* **INSTRUCTIONS TO FOLLOW**: Every entry needs to be printed exactly, please.

* * * * * * * * *

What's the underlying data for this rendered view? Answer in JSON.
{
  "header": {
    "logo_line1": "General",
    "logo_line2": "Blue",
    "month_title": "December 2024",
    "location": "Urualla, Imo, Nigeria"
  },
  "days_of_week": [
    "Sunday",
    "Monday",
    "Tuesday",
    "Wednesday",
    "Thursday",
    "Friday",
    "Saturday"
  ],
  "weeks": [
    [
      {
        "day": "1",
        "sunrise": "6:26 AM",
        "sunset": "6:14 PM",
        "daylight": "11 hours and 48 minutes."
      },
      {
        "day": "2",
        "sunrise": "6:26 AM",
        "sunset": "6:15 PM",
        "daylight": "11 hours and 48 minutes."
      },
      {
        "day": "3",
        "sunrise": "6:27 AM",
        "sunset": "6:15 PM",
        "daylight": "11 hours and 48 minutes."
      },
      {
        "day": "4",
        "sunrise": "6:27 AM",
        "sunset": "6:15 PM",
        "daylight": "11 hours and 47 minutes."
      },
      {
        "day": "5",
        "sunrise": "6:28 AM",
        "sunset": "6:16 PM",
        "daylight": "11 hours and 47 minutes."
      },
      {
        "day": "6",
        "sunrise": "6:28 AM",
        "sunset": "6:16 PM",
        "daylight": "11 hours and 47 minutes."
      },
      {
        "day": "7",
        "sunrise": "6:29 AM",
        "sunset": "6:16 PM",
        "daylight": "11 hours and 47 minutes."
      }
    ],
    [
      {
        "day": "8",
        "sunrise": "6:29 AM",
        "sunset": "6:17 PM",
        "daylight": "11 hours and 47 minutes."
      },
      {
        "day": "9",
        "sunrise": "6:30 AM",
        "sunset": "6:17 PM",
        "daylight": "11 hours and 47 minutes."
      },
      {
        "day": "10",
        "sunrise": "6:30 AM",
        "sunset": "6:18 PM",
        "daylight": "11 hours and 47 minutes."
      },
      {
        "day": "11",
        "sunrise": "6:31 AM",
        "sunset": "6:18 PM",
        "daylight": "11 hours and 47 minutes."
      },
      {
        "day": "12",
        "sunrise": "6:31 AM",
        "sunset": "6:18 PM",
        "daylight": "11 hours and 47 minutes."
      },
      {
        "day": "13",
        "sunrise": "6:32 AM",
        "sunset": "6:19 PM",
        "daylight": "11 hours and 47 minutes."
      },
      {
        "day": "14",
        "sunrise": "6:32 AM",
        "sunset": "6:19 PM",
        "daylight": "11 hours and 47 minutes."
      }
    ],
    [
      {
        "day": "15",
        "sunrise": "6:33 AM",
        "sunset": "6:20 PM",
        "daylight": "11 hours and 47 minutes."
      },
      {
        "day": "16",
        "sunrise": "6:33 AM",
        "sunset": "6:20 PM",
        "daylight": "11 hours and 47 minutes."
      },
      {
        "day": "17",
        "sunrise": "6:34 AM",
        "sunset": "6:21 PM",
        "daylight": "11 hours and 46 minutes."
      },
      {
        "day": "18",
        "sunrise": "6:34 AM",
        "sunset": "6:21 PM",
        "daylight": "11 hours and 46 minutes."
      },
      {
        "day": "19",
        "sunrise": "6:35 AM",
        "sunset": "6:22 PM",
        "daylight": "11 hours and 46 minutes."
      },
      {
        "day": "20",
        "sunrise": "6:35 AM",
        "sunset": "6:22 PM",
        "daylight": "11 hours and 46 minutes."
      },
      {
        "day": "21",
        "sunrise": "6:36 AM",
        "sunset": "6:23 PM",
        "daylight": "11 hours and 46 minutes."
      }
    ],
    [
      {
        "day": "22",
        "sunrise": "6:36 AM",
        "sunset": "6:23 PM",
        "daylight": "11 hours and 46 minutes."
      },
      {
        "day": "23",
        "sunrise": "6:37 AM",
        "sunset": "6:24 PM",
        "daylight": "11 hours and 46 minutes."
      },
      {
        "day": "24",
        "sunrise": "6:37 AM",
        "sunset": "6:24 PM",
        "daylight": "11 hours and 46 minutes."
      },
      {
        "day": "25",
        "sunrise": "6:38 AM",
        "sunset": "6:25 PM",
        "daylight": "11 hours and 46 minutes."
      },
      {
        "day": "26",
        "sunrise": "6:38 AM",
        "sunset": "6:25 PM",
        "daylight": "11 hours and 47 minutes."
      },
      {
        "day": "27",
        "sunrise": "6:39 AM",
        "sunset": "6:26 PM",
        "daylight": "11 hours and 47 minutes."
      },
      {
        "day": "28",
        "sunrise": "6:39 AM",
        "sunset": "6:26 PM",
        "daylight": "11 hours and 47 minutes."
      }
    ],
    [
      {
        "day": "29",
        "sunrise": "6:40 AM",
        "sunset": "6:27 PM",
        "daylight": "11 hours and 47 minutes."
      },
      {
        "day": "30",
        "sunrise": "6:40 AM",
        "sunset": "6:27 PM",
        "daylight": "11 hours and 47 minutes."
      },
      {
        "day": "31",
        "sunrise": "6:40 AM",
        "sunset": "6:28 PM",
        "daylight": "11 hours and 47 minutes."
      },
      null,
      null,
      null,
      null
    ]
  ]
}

* * * * * * * * *

* **EXERCISE SOLUTION**:
What's the underlying data for this rendered view? Answer in JSON.
{
  "header": {
    "logo_line1": "General",
    "logo_line2": "Blue",
    "month_title": "December 2024",
    "location": "Urualla, Imo, Nigeria"
  },
  "days_of_week": [
    "Sunday",
    "Monday",
    "Tuesday",
    "Wednesday",
    "Thursday",
    "Friday",
    "Saturday"
  ],
  "weeks": [
    [
      {
        "day": "1",
        "sunrise": "6:26 AM",
        "sunset": "6:14 PM",
        "daylight": "11 hours and 48 minutes."
      },
      {
        "day": "2",
        "sunrise": "6:26 AM",
        "sunset": "6:15 PM",
        "daylight": "11 hours and 48 minutes."
      },
      {
        "day": "3",
        "sunrise": "6:27 AM",
        "sunset": "6:15 PM",
        "daylight": "11 hours and 48 minutes."
      },
      {
        "day": "4",
        "sunrise": "6:27 AM",
        "sunset": "6:15 PM",
        "daylight": "11 hours and 47 minutes."
      },
      {
        "day": "5",
        "sunrise": "6:28 AM",
        "sunset": "6:16 PM",
        "daylight": "11 hours and 47 minutes."
      },
      {
        "day": "6",
        "sunrise": "6:28 AM",
        "sunset": "6:16 PM",
        "daylight": "11 hours and 47 minutes."
      },
      {
        "day": "7",
        "sunrise": "6:29 AM",
        "sunset": "6:16 PM",
        "daylight": "11 hours and 47 minutes."
      }
    ],
    [
      {
        "day": "8",
        "sunrise": "6:29 AM",
        "sunset": "6:17 PM",
        "daylight": "11 hours and 47 minutes."
      },
      {
        "day": "9",
        "sunrise": "6:30 AM",
        "sunset": "6:17 PM",
        "daylight": "11 hours and 47 minutes."
      },
      {
        "day": "10",
        "sunrise": "6:30 AM",
        "sunset": "6:18 PM",
        "daylight": "11 hours and 47 minutes."
      },
      {
        "day": "11",
        "sunrise": "6:31 AM",
        "sunset": "6:18 PM",
        "daylight": "11 hours and 47 minutes."
      },
      {
        "day": "12",
        "sunrise": "6:31 AM",
        "sunset": "6:18 PM",
        "daylight": "11 hours and 47 minutes."
      },
      {
        "day": "13",
        "sunrise": "6:32 AM",
        "sunset": "6:19 PM",
        "daylight": "11 hours and 47 minutes."
      },
      {
        "day": "14",
        "sunrise": "6:32 AM",
        "sunset": "6:19 PM",
        "daylight": "11 hours and 47 minutes."
      }
    ],
    [
      {
        "day": "15",
        "sunrise": "6:33 AM",
        "sunset": "6:20 PM",
        "daylight": "11 hours and 47 minutes."
      },
      {
        "day": "16",
        "sunrise": "6:33 AM",
        "sunset": "6:20 PM",
        "daylight": "11 hours and 47 minutes."
      },
      {
        "day": "17",
        "sunrise": "6:34 AM",
        "sunset": "6:21 PM",
        "daylight": "11 hours and 46 minutes."
      },
      {
        "day": "18",
        "sunrise": "6:34 AM",
        "sunset": "6:21 PM",
        "daylight": "11 hours and 46 minutes."
      },
      {
        "day": "19",
        "sunrise": "6:35 AM",
        "sunset": "6:22 PM",
        "daylight": "11 hours and 46 minutes."
      },
      {
        "day": "20",
        "sunrise": "6:35 AM",
        "sunset": "6:22 PM",
        "daylight": "11 hours and 46 minutes."
      },
      {
        "day": "21",
        "sunrise": "6:36 AM",
        "sunset": "6:23 PM",
        "daylight": "11 hours and 46 minutes."
      }
    ],
    [
      {
        "day": "22",
        "sunrise": "6:36 AM",
        "sunset": "6:23 PM",
        "daylight": "11 hours and 46 minutes."
      },
      {
        "day": "23",
        "sunrise": "6:37 AM",
        "sunset": "6:24 PM",
        "daylight": "11 hours and 46 minutes."
      },
      {
        "day": "24",
        "sunrise": "6:37 AM",
        "sunset": "6:24 PM",
        "daylight": "11 hours and 46 minutes."
      },
      {
        "day": "25",
        "sunrise": "6:38 AM",
        "sunset": "6:25 PM",
        "daylight": "11 hours and 46 minutes."
      },
      {
        "day": "26",
        "sunrise": "6:38 AM",
        "sunset": "6:25 PM",
        "daylight": "11 hours and 47 minutes."
      },
      {
        "day": "27",
        "sunrise": "6:39 AM",
        "sunset": "6:26 PM",
        "daylight": "11 hours and 47 minutes."
      },
      {
        "day": "28",
        "sunrise": "6:39 AM",
        "sunset": "6:26 PM",
        "daylight": "11 hours and 47 minutes."
      }
    ],
    [
      {
        "day": "29",
        "sunrise": "6:40 AM",
        "sunset": "6:27 PM",
        "daylight": "11 hours and 47 minutes."
      },
      {
        "day": "30",
        "sunrise": "6:40 AM",
        "sunset": "6:27 PM",
        "daylight": "11 hours and 47 minutes."
      },
      {
        "day": "31",
        "sunrise": "6:40 AM",
        "sunset": "6:28 PM",
        "daylight": "11 hours and 47 minutes."
      },
      null,
      null,
      null,
      null
    ]
  ]
}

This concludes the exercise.